Pull each line containing "rank" out of the data and copy it.

**** Material shown

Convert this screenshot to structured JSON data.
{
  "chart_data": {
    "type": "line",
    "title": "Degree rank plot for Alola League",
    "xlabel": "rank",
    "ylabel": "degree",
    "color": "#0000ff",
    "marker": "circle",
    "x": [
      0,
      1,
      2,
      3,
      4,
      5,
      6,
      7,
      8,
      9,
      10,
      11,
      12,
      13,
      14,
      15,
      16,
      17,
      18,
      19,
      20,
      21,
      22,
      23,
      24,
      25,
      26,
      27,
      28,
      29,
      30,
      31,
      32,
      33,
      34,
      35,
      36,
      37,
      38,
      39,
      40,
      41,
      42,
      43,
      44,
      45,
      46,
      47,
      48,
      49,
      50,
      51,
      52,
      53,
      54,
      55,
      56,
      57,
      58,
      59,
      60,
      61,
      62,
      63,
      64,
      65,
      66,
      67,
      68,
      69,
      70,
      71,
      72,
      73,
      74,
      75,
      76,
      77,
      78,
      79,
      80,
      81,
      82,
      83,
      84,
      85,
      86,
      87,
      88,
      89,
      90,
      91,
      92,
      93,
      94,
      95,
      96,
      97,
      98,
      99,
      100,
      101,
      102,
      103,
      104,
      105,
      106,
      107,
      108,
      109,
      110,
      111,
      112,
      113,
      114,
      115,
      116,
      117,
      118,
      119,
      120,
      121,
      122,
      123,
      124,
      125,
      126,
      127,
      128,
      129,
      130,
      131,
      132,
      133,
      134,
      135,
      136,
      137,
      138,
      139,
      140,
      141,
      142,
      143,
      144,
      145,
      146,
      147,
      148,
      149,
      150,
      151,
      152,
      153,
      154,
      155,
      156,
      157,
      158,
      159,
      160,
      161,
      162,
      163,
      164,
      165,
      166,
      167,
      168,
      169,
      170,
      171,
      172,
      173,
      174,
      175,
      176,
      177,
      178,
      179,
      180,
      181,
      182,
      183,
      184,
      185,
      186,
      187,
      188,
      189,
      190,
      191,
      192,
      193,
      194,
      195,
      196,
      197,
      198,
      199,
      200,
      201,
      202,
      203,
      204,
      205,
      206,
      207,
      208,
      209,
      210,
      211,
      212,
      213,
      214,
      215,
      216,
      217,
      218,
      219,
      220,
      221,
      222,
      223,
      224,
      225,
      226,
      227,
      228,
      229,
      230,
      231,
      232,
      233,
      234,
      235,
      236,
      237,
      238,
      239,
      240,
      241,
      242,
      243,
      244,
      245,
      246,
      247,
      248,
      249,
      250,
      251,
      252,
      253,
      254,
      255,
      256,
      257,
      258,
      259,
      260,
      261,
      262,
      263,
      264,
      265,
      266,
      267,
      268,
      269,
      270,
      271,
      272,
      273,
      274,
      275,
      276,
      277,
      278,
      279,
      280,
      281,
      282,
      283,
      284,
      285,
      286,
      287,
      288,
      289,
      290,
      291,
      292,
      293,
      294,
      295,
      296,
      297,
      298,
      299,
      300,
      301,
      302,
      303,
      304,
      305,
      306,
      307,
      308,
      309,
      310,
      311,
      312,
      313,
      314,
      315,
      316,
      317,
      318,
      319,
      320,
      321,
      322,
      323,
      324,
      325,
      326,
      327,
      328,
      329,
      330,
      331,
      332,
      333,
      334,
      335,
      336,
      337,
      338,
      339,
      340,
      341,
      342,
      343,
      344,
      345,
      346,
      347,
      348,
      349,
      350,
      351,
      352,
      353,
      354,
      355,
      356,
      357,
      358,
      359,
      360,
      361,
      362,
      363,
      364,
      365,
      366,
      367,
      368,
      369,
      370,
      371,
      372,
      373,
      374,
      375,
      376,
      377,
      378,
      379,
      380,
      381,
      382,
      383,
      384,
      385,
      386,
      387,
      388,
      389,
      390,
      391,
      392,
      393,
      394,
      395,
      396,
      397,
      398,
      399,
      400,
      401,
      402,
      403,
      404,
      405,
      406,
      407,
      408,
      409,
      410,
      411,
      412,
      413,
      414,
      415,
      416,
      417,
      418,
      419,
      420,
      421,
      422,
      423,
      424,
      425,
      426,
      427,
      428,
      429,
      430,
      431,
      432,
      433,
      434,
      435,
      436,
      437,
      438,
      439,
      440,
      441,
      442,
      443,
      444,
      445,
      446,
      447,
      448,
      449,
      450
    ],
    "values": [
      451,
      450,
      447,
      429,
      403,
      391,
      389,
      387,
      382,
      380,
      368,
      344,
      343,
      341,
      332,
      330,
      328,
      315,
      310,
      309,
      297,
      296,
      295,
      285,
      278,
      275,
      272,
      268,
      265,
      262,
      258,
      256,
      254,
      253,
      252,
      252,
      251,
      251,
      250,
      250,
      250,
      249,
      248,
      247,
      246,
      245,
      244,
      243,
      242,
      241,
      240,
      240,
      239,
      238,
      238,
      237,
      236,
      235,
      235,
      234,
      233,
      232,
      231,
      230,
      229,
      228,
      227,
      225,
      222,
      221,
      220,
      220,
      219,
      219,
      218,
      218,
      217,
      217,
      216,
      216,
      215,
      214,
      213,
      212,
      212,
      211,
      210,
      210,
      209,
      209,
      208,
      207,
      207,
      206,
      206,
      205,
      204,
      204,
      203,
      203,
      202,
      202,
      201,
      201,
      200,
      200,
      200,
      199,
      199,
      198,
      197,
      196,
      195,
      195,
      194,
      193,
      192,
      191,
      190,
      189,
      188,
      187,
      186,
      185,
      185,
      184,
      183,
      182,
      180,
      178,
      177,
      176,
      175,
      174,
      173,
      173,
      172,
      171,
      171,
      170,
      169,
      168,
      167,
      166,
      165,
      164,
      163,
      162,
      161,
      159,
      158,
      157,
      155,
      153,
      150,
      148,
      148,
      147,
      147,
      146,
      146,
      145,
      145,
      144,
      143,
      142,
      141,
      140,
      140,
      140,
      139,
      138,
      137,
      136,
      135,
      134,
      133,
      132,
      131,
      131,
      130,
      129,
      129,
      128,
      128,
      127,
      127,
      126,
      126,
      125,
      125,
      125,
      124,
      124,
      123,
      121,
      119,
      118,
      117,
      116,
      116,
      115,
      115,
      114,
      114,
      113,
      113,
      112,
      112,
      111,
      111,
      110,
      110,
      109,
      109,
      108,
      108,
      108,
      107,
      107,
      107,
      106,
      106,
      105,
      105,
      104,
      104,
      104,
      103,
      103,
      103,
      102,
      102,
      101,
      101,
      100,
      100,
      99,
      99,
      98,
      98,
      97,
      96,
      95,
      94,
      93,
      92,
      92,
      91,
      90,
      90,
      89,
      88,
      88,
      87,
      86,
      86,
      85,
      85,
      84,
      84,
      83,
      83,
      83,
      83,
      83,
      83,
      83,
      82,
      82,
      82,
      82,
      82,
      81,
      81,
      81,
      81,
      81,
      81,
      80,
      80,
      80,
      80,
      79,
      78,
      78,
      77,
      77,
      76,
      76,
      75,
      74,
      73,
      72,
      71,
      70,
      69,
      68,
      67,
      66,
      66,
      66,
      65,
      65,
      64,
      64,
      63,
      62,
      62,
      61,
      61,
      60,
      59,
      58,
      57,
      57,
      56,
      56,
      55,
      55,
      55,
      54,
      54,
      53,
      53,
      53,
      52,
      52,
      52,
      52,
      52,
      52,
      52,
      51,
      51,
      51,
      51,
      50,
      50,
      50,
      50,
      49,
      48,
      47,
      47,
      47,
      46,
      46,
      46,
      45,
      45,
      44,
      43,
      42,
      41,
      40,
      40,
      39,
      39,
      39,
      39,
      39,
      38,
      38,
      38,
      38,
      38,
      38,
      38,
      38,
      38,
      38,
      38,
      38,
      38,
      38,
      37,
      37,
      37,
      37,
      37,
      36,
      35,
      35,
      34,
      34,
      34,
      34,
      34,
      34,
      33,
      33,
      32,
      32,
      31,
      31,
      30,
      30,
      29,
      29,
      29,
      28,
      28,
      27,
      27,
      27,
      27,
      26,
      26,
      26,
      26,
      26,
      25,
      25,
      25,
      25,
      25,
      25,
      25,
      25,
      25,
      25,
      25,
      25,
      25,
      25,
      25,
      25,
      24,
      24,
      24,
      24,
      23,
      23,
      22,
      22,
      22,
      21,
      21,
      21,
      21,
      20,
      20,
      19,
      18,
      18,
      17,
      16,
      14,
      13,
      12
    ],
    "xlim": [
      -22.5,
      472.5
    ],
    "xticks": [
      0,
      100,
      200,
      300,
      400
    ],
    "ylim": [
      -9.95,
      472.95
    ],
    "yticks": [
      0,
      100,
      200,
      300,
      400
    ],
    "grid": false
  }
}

********

» Correct result:
    "title": "Degree rank plot for Alola League",
    "xlabel": "rank",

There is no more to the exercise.